** Saved entries **
>> begin
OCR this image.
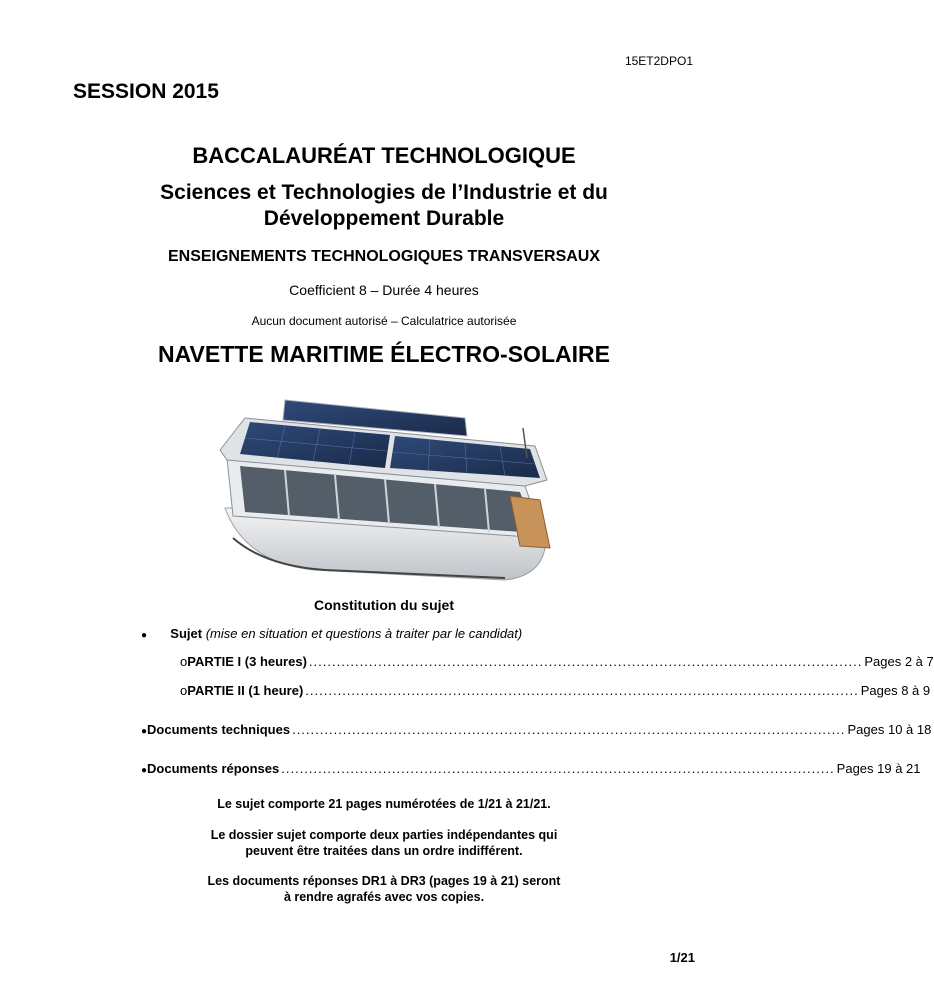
15ET2DPO1
SESSION 2015
BACCALAURÉAT TECHNOLOGIQUE
Sciences et Technologies de l’Industrie et du
Développement Durable
ENSEIGNEMENTS TECHNOLOGIQUES TRANSVERSAUX
Coefficient 8 – Durée 4 heures
Aucun document autorisé – Calculatrice autorisée
NAVETTE MARITIME ÉLECTRO-SOLAIRE
Constitution du sujet
● Sujet (mise en situation et questions à traiter par le candidat)
o PARTIE I (3 heures) ........................................................................................................................ Pages 2 à 7
o PARTIE II (1 heure) ........................................................................................................................ Pages 8 à 9
● Documents techniques ........................................................................................................................ Pages 10 à 18
● Documents réponses ........................................................................................................................ Pages 19 à 21
Le sujet comporte 21 pages numérotées de 1/21 à 21/21.
Le dossier sujet comporte deux parties indépendantes qui
peuvent être traitées dans un ordre indifférent.
Les documents réponses DR1 à DR3 (pages 19 à 21) seront
à rendre agrafés avec vos copies.
1/21
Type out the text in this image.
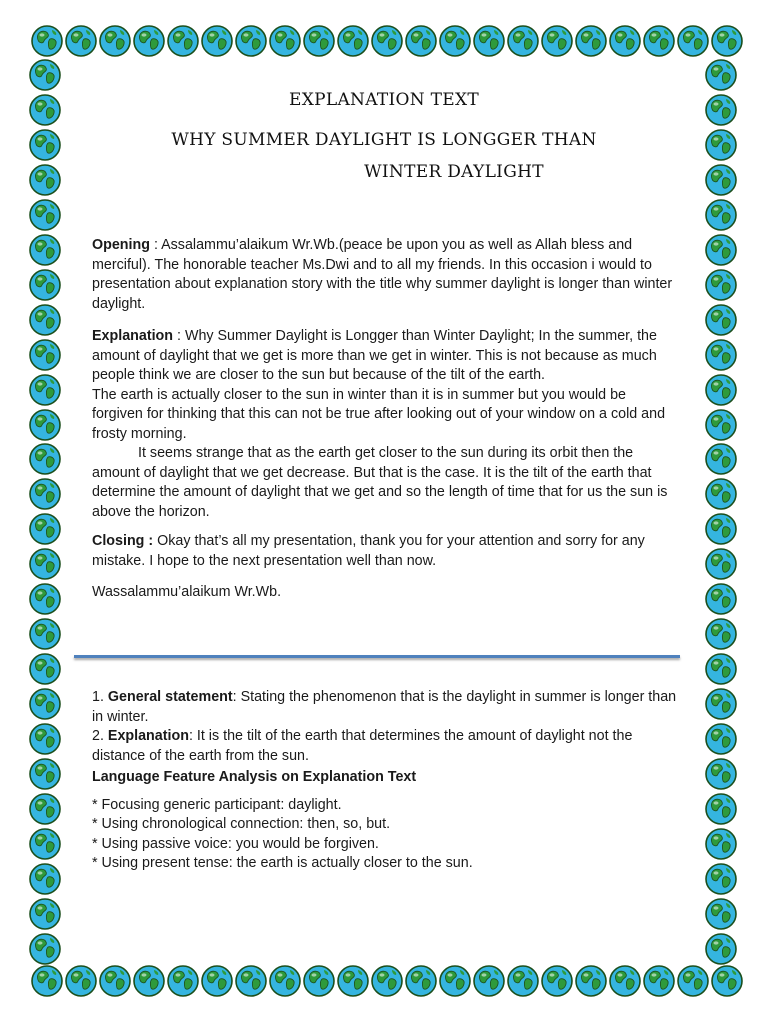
EXPLANATION TEXT
WHY SUMMER DAYLIGHT IS LONGGER THAN
WINTER DAYLIGHT

Opening : Assalammu’alaikum Wr.Wb.(peace be upon you as well as Allah bless and merciful). The honorable teacher Ms.Dwi and to all my friends. In this occasion i would to presentation about explanation story with the title why summer daylight is longer than winter daylight.

Explanation : Why Summer Daylight is Longger than Winter Daylight; In the summer, the amount of daylight that we get is more than we get in winter. This is not because as much people think we are closer to the sun but because of the tilt of the earth.

The earth is actually closer to the sun in winter than it is in summer but you would be forgiven for thinking that this can not be true after looking out of your window on a cold and frosty morning.

It seems strange that as the earth get closer to the sun during its orbit then the amount of daylight that we get decrease. But that is the case. It is the tilt of the earth that determine the amount of daylight that we get and so the length of time that for us the sun is above the horizon.

Closing : Okay that’s all my presentation, thank you for your attention and sorry for any mistake. I hope to the next presentation well than now.

Wassalammu’alaikum Wr.Wb.

1. General statement: Stating the phenomenon that is the daylight in summer is longer than in winter.

2. Explanation: It is the tilt of the earth that determines the amount of daylight not the distance of the earth from the sun.

Language Feature Analysis on Explanation Text

* Focusing generic participant: daylight.

* Using chronological connection: then, so, but.

* Using passive voice: you would be forgiven.

* Using present tense: the earth is actually closer to the sun.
>> end
** Exercise **
Copy all the records above exactly, but leave out the pictures.

** Result **
OCR this image.
15ET2DPO1
SESSION 2015
BACCALAURÉAT TECHNOLOGIQUE
Sciences et Technologies de l’Industrie et du
Développement Durable
ENSEIGNEMENTS TECHNOLOGIQUES TRANSVERSAUX
Coefficient 8 – Durée 4 heures
Aucun document autorisé – Calculatrice autorisée
NAVETTE MARITIME ÉLECTRO-SOLAIRE
Constitution du sujet
● Sujet (mise en situation et questions à traiter par le candidat)
o PARTIE I (3 heures) ........................................................................................................................ Pages 2 à 7
o PARTIE II (1 heure) ........................................................................................................................ Pages 8 à 9
● Documents techniques ........................................................................................................................ Pages 10 à 18
● Documents réponses ........................................................................................................................ Pages 19 à 21
Le sujet comporte 21 pages numérotées de 1/21 à 21/21.
Le dossier sujet comporte deux parties indépendantes qui
peuvent être traitées dans un ordre indifférent.
Les documents réponses DR1 à DR3 (pages 19 à 21) seront
à rendre agrafés avec vos copies.
1/21
Type out the text in this image.
EXPLANATION TEXT
WHY SUMMER DAYLIGHT IS LONGGER THAN
WINTER DAYLIGHT

Opening : Assalammu’alaikum Wr.Wb.(peace be upon you as well as Allah bless and merciful). The honorable teacher Ms.Dwi and to all my friends. In this occasion i would to presentation about explanation story with the title why summer daylight is longer than winter daylight.

Explanation : Why Summer Daylight is Longger than Winter Daylight; In the summer, the amount of daylight that we get is more than we get in winter. This is not because as much people think we are closer to the sun but because of the tilt of the earth.

The earth is actually closer to the sun in winter than it is in summer but you would be forgiven for thinking that this can not be true after looking out of your window on a cold and frosty morning.

It seems strange that as the earth get closer to the sun during its orbit then the amount of daylight that we get decrease. But that is the case. It is the tilt of the earth that determine the amount of daylight that we get and so the length of time that for us the sun is above the horizon.

Closing : Okay that’s all my presentation, thank you for your attention and sorry for any mistake. I hope to the next presentation well than now.

Wassalammu’alaikum Wr.Wb.

1. General statement: Stating the phenomenon that is the daylight in summer is longer than in winter.

2. Explanation: It is the tilt of the earth that determines the amount of daylight not the distance of the earth from the sun.

Language Feature Analysis on Explanation Text

* Focusing generic participant: daylight.

* Using chronological connection: then, so, but.

* Using passive voice: you would be forgiven.

* Using present tense: the earth is actually closer to the sun.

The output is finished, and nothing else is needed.